▸ **Required work**: Exclude the pictures, then copy all remaining records exactly.

▸ **Records supplied**:
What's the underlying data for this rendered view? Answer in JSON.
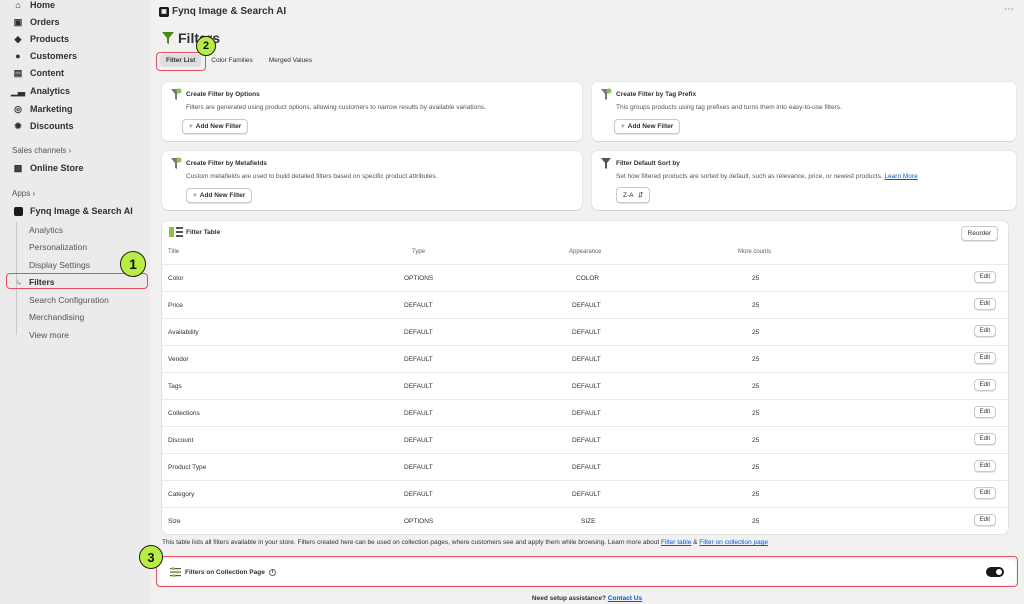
{
  "sidebar": {
    "items": [
      {
        "label": "Home",
        "icon": "home-icon"
      },
      {
        "label": "Orders",
        "icon": "inbox-icon"
      },
      {
        "label": "Products",
        "icon": "tag-icon"
      },
      {
        "label": "Customers",
        "icon": "person-icon"
      },
      {
        "label": "Content",
        "icon": "content-icon"
      },
      {
        "label": "Analytics",
        "icon": "bar-chart-icon"
      },
      {
        "label": "Marketing",
        "icon": "target-icon"
      },
      {
        "label": "Discounts",
        "icon": "gear-badge-icon"
      }
    ],
    "sales_channels_label": "Sales channels",
    "online_store_label": "Online Store",
    "apps_label": "Apps",
    "app_name": "Fynq Image & Search AI",
    "sub_items": [
      "Analytics",
      "Personalization",
      "Display Settings",
      "Filters",
      "Search Configuration",
      "Merchandising",
      "View more"
    ]
  },
  "header": {
    "app_title": "Fynq Image & Search AI",
    "more_icon": "ellipsis-icon"
  },
  "page": {
    "title": "Filters"
  },
  "tabs": [
    "Filter List",
    "Color Families",
    "Merged Values"
  ],
  "cards": {
    "options": {
      "title": "Create Filter by Options",
      "desc": "Filters are generated using product options, allowing customers to narrow results by available variations.",
      "button": "Add New Filter"
    },
    "tag_prefix": {
      "title": "Create Filter by Tag Prefix",
      "desc": "This groups products using tag prefixes and turns them into easy-to-use filters.",
      "button": "Add New Filter"
    },
    "metafields": {
      "title": "Create Filter by Metafields",
      "desc": "Custom metafields are used to build detailed filters based on specific product attributes.",
      "button": "Add New Filter"
    },
    "sort": {
      "title": "Filter Default Sort by",
      "desc": "Set how filtered products are sorted by default, such as relevance, price, or newest products.",
      "link": "Learn More",
      "select_value": "Z-A"
    }
  },
  "filter_table": {
    "title": "Filter Table",
    "reorder_label": "Reorder",
    "columns": [
      "Title",
      "Type",
      "Appearance",
      "More counts"
    ],
    "edit_label": "Edit",
    "rows": [
      [
        "Color",
        "OPTIONS",
        "COLOR",
        "25"
      ],
      [
        "Price",
        "DEFAULT",
        "DEFAULT",
        "25"
      ],
      [
        "Availability",
        "DEFAULT",
        "DEFAULT",
        "25"
      ],
      [
        "Vendor",
        "DEFAULT",
        "DEFAULT",
        "25"
      ],
      [
        "Tags",
        "DEFAULT",
        "DEFAULT",
        "25"
      ],
      [
        "Collections",
        "DEFAULT",
        "DEFAULT",
        "25"
      ],
      [
        "Discount",
        "DEFAULT",
        "DEFAULT",
        "25"
      ],
      [
        "Product Type",
        "DEFAULT",
        "DEFAULT",
        "25"
      ],
      [
        "Category",
        "DEFAULT",
        "DEFAULT",
        "25"
      ],
      [
        "Size",
        "OPTIONS",
        "SIZE",
        "25"
      ]
    ]
  },
  "footnote": {
    "text": "This table lists all filters available in your store. Filters created here can be used on collection pages, where customers see and apply them while browsing. Learn more about",
    "link1": "Filter table",
    "amp": "&",
    "link2": "Filter on collection page"
  },
  "collection_page": {
    "label": "Filters on Collection Page",
    "toggle_on": true
  },
  "assist": {
    "text": "Need setup assistance?",
    "link": "Contact Us"
  },
  "annotations": [
    "1",
    "2",
    "3"
  ],
  "colors": {
    "accent_green": "#b8ee44",
    "highlight_red": "#e05260",
    "link_blue": "#005bd3"
  }
}
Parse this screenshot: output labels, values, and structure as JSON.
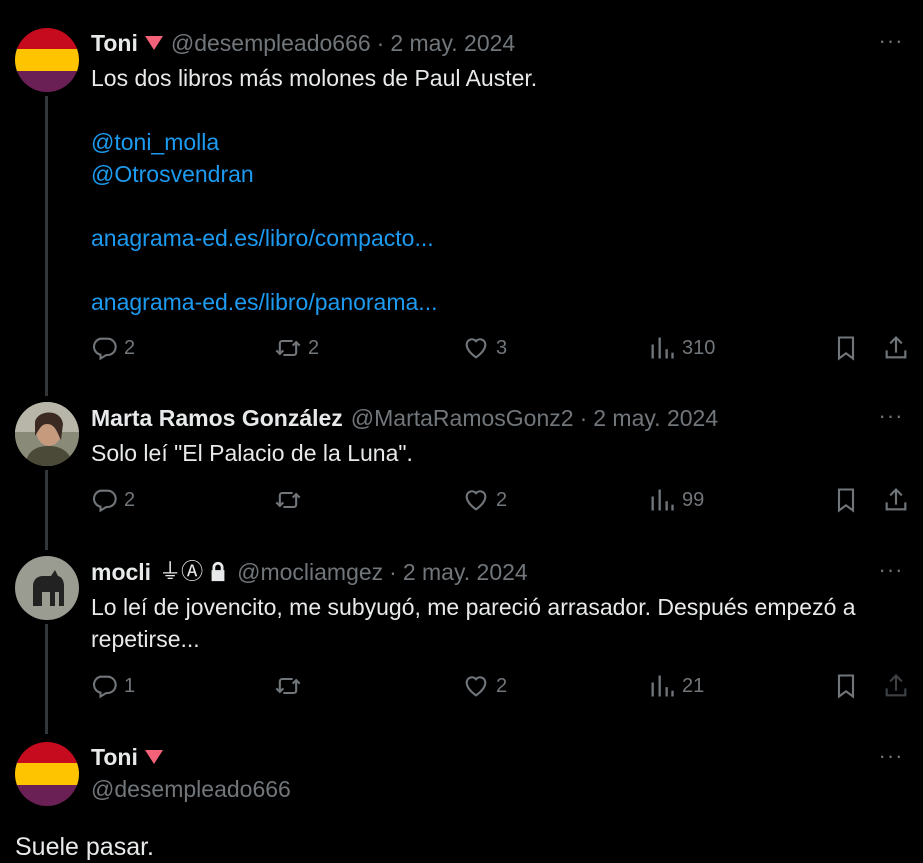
{
  "tweets": [
    {
      "name": "Toni",
      "handle": "@desempleado666",
      "dot": "·",
      "date": "2 may. 2024",
      "text": "Los dos libros más molones de Paul Auster.",
      "mentions": [
        "@toni_molla",
        "@Otrosvendran"
      ],
      "links": [
        "anagrama-ed.es/libro/compacto...",
        "anagrama-ed.es/libro/panorama..."
      ],
      "replies": "2",
      "reposts": "2",
      "likes": "3",
      "views": "310"
    },
    {
      "name": "Marta Ramos González",
      "handle": "@MartaRamosGonz2",
      "dot": "·",
      "date": "2 may. 2024",
      "text": "Solo leí \"El Palacio de la Luna\".",
      "replies": "2",
      "reposts": "",
      "likes": "2",
      "views": "99"
    },
    {
      "name": "mocli",
      "name_badges": "⏚Ⓐ",
      "handle": "@mocliamgez",
      "dot": "·",
      "date": "2 may. 2024",
      "text": "Lo leí de jovencito, me subyugó, me pareció arrasador. Después empezó a repetirse...",
      "replies": "1",
      "reposts": "",
      "likes": "2",
      "views": "21"
    },
    {
      "name": "Toni",
      "handle": "@desempleado666",
      "text": "Suele pasar."
    }
  ],
  "more_label": "···",
  "colors": {
    "accent": "#1d9bf0",
    "muted": "#71767b",
    "background": "#000000",
    "text": "#e7e9ea",
    "badge": "#f4627a"
  }
}
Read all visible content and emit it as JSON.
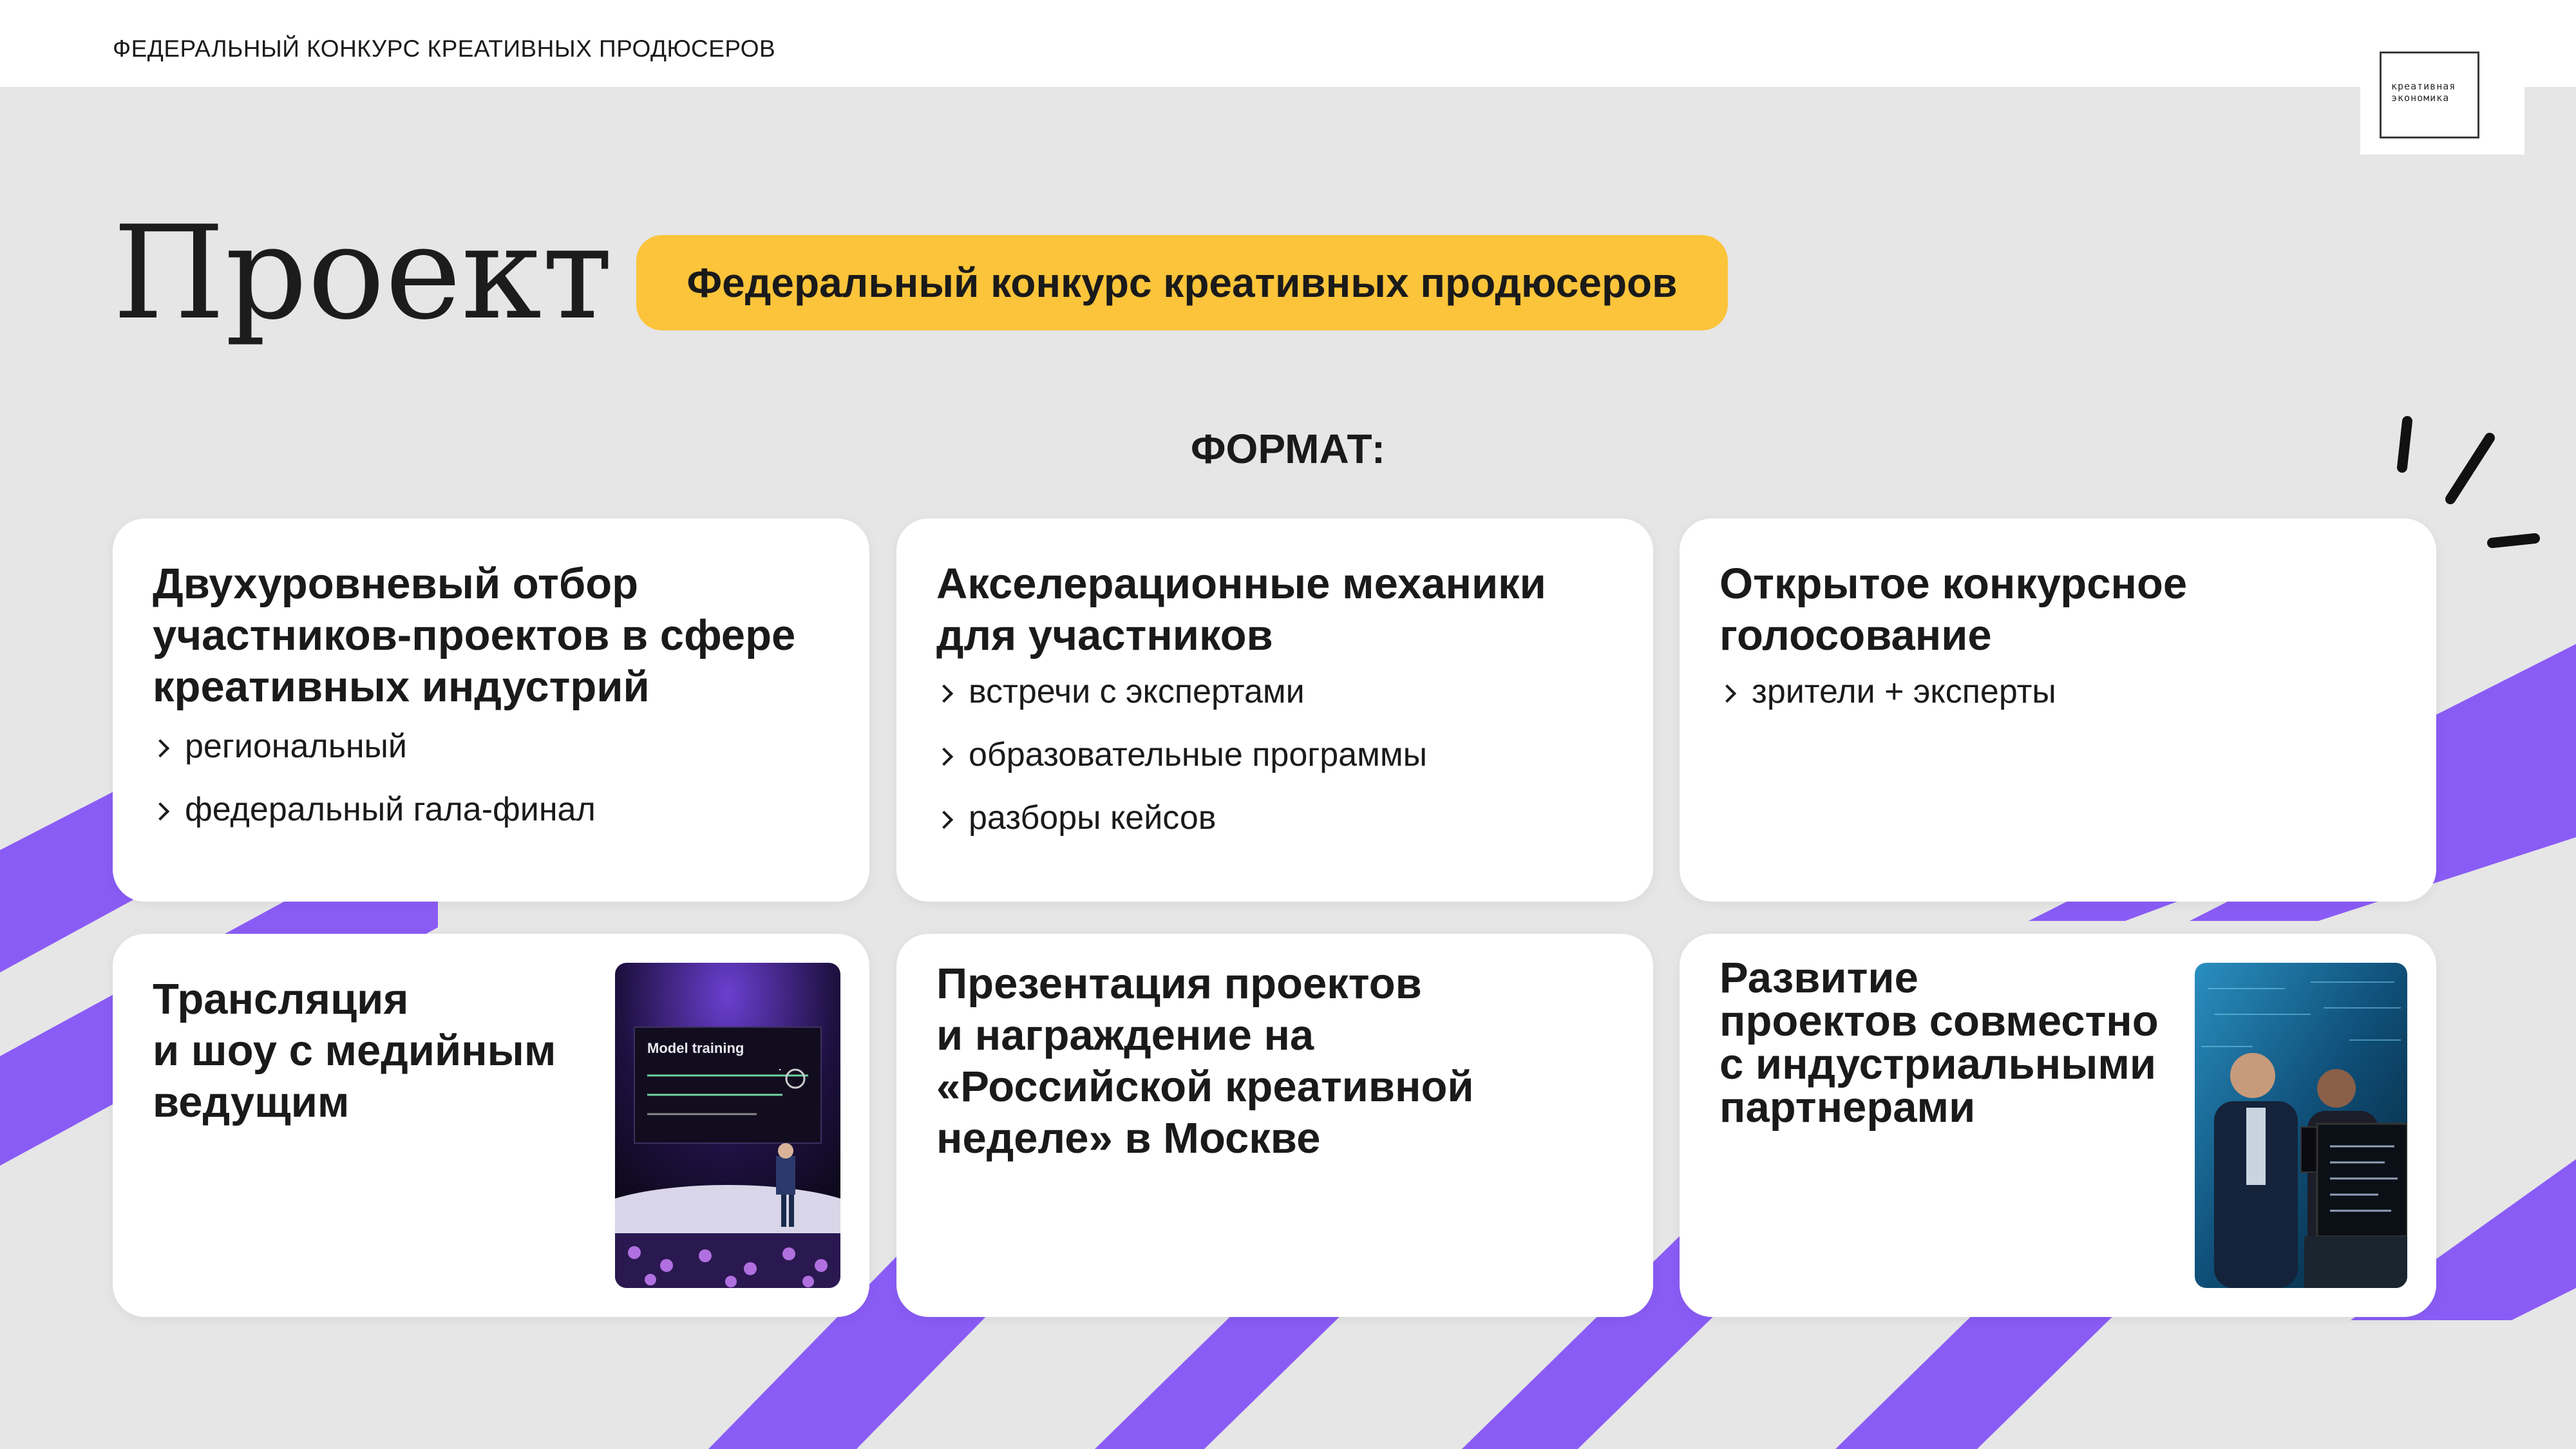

▸ **Response**:
What's the underlying data for this rendered view? Answer in JSON.
{
  "sidebar": {
    "items": [
      {
        "label": "Home",
        "icon": "home-icon"
      },
      {
        "label": "Orders",
        "icon": "inbox-icon"
      },
      {
        "label": "Products",
        "icon": "tag-icon"
      },
      {
        "label": "Customers",
        "icon": "person-icon"
      },
      {
        "label": "Content",
        "icon": "content-icon"
      },
      {
        "label": "Analytics",
        "icon": "bar-chart-icon"
      },
      {
        "label": "Marketing",
        "icon": "target-icon"
      },
      {
        "label": "Discounts",
        "icon": "gear-badge-icon"
      }
    ],
    "sales_channels_label": "Sales channels",
    "online_store_label": "Online Store",
    "apps_label": "Apps",
    "app_name": "Fynq Image & Search AI",
    "sub_items": [
      "Analytics",
      "Personalization",
      "Display Settings",
      "Filters",
      "Search Configuration",
      "Merchandising",
      "View more"
    ]
  },
  "header": {
    "app_title": "Fynq Image & Search AI",
    "more_icon": "ellipsis-icon"
  },
  "page": {
    "title": "Filters"
  },
  "tabs": [
    "Filter List",
    "Color Families",
    "Merged Values"
  ],
  "cards": {
    "options": {
      "title": "Create Filter by Options",
      "desc": "Filters are generated using product options, allowing customers to narrow results by available variations.",
      "button": "Add New Filter"
    },
    "tag_prefix": {
      "title": "Create Filter by Tag Prefix",
      "desc": "This groups products using tag prefixes and turns them into easy-to-use filters.",
      "button": "Add New Filter"
    },
    "metafields": {
      "title": "Create Filter by Metafields",
      "desc": "Custom metafields are used to build detailed filters based on specific product attributes.",
      "button": "Add New Filter"
    },
    "sort": {
      "title": "Filter Default Sort by",
      "desc": "Set how filtered products are sorted by default, such as relevance, price, or newest products.",
      "link": "Learn More",
      "select_value": "Z-A"
    }
  },
  "filter_table": {
    "title": "Filter Table",
    "reorder_label": "Reorder",
    "columns": [
      "Title",
      "Type",
      "Appearance",
      "More counts"
    ],
    "edit_label": "Edit",
    "rows": [
      [
        "Color",
        "OPTIONS",
        "COLOR",
        "25"
      ],
      [
        "Price",
        "DEFAULT",
        "DEFAULT",
        "25"
      ],
      [
        "Availability",
        "DEFAULT",
        "DEFAULT",
        "25"
      ],
      [
        "Vendor",
        "DEFAULT",
        "DEFAULT",
        "25"
      ],
      [
        "Tags",
        "DEFAULT",
        "DEFAULT",
        "25"
      ],
      [
        "Collections",
        "DEFAULT",
        "DEFAULT",
        "25"
      ],
      [
        "Discount",
        "DEFAULT",
        "DEFAULT",
        "25"
      ],
      [
        "Product Type",
        "DEFAULT",
        "DEFAULT",
        "25"
      ],
      [
        "Category",
        "DEFAULT",
        "DEFAULT",
        "25"
      ],
      [
        "Size",
        "OPTIONS",
        "SIZE",
        "25"
      ]
    ]
  },
  "footnote": {
    "text": "This table lists all filters available in your store. Filters created here can be used on collection pages, where customers see and apply them while browsing. Learn more about",
    "link1": "Filter table",
    "amp": "&",
    "link2": "Filter on collection page"
  },
  "collection_page": {
    "label": "Filters on Collection Page",
    "toggle_on": true
  },
  "assist": {
    "text": "Need setup assistance?",
    "link": "Contact Us"
  },
  "annotations": [
    "1",
    "2",
    "3"
  ],
  "colors": {
    "accent_green": "#b8ee44",
    "highlight_red": "#e05260",
    "link_blue": "#005bd3"
  }
}
Parse this screenshot: output labels, values, and structure as JSON.
{
  "tweets": [
    {
      "name": "Toni",
      "handle": "@desempleado666",
      "dot": "·",
      "date": "2 may. 2024",
      "text": "Los dos libros más molones de Paul Auster.",
      "mentions": [
        "@toni_molla",
        "@Otrosvendran"
      ],
      "links": [
        "anagrama-ed.es/libro/compacto...",
        "anagrama-ed.es/libro/panorama..."
      ],
      "replies": "2",
      "reposts": "2",
      "likes": "3",
      "views": "310"
    },
    {
      "name": "Marta Ramos González",
      "handle": "@MartaRamosGonz2",
      "dot": "·",
      "date": "2 may. 2024",
      "text": "Solo leí \"El Palacio de la Luna\".",
      "replies": "2",
      "reposts": "",
      "likes": "2",
      "views": "99"
    },
    {
      "name": "mocli",
      "name_badges": "⏚Ⓐ",
      "handle": "@mocliamgez",
      "dot": "·",
      "date": "2 may. 2024",
      "text": "Lo leí de jovencito, me subyugó, me pareció arrasador. Después empezó a repetirse...",
      "replies": "1",
      "reposts": "",
      "likes": "2",
      "views": "21"
    },
    {
      "name": "Toni",
      "handle": "@desempleado666",
      "text": "Suele pasar."
    }
  ],
  "more_label": "···",
  "colors": {
    "accent": "#1d9bf0",
    "muted": "#71767b",
    "background": "#000000",
    "text": "#e7e9ea",
    "badge": "#f4627a"
  }
}
Read all visible content and emit it as JSON.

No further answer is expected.